◆ EXERCISE PROMPT: Copy all lines holding the word "true" from the entries.

____ RAW DATA

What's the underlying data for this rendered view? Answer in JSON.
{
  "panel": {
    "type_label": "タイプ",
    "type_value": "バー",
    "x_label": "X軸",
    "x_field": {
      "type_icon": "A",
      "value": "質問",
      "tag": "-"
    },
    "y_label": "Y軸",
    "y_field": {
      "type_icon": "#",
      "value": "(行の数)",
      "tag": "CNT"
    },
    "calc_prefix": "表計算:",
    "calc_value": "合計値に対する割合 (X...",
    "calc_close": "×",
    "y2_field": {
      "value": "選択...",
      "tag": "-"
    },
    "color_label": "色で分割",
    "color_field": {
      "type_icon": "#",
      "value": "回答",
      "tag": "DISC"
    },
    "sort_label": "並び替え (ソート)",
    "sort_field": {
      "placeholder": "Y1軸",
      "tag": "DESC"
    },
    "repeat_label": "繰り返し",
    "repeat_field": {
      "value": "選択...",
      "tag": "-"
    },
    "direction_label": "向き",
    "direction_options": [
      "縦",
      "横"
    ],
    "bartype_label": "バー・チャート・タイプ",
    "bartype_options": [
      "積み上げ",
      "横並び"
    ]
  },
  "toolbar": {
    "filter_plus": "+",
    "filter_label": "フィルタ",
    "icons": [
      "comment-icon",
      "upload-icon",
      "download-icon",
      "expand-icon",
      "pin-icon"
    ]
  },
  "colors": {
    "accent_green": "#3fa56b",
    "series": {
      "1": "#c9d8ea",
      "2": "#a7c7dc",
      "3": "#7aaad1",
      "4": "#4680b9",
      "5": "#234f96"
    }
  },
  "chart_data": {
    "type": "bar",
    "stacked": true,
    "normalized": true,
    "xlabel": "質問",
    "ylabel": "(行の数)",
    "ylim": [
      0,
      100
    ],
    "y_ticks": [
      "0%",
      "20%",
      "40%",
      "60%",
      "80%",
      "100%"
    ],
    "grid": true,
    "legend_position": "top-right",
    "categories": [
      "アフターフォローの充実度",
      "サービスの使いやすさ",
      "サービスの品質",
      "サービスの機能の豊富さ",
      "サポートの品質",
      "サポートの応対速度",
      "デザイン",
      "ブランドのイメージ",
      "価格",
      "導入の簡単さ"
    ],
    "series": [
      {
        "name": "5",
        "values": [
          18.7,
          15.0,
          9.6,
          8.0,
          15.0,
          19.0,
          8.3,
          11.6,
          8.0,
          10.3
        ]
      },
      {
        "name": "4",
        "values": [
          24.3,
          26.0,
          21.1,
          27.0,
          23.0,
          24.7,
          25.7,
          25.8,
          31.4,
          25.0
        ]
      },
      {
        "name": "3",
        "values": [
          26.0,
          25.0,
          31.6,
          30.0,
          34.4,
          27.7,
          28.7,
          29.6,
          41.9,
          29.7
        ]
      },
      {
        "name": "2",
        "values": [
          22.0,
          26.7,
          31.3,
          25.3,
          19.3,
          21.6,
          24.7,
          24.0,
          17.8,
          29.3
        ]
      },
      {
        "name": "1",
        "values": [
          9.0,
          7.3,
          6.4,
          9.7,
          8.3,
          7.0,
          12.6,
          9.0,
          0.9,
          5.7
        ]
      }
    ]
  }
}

________

◆ RESULT:
    "stacked": true,
    "normalized": true,
    "grid": true,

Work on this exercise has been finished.